Records from a data collection:
'''
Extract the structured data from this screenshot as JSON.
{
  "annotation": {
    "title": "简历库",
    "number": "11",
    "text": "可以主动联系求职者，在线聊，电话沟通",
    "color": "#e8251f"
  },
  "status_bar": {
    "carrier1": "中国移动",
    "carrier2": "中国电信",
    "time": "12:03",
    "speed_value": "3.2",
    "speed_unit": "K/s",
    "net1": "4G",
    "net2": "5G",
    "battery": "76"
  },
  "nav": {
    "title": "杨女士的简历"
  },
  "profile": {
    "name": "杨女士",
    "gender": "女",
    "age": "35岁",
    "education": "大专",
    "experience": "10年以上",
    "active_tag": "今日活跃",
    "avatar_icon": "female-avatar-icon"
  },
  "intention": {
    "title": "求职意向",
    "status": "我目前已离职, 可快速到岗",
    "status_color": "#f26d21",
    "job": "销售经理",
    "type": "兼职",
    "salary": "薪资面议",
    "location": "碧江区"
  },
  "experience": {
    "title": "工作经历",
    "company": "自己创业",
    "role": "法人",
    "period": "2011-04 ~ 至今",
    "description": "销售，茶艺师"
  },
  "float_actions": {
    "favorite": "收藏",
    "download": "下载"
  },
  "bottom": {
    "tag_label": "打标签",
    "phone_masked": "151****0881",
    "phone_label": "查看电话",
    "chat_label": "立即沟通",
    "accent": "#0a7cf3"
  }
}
'''
What you need to do:
Every entry must be output again, exactly as written above.

Result below:
Extract the structured data from this screenshot as JSON.
{
  "annotation": {
    "title": "简历库",
    "number": "11",
    "text": "可以主动联系求职者，在线聊，电话沟通",
    "color": "#e8251f"
  },
  "status_bar": {
    "carrier1": "中国移动",
    "carrier2": "中国电信",
    "time": "12:03",
    "speed_value": "3.2",
    "speed_unit": "K/s",
    "net1": "4G",
    "net2": "5G",
    "battery": "76"
  },
  "nav": {
    "title": "杨女士的简历"
  },
  "profile": {
    "name": "杨女士",
    "gender": "女",
    "age": "35岁",
    "education": "大专",
    "experience": "10年以上",
    "active_tag": "今日活跃",
    "avatar_icon": "female-avatar-icon"
  },
  "intention": {
    "title": "求职意向",
    "status": "我目前已离职, 可快速到岗",
    "status_color": "#f26d21",
    "job": "销售经理",
    "type": "兼职",
    "salary": "薪资面议",
    "location": "碧江区"
  },
  "experience": {
    "title": "工作经历",
    "company": "自己创业",
    "role": "法人",
    "period": "2011-04 ~ 至今",
    "description": "销售，茶艺师"
  },
  "float_actions": {
    "favorite": "收藏",
    "download": "下载"
  },
  "bottom": {
    "tag_label": "打标签",
    "phone_masked": "151****0881",
    "phone_label": "查看电话",
    "chat_label": "立即沟通",
    "accent": "#0a7cf3"
  }
}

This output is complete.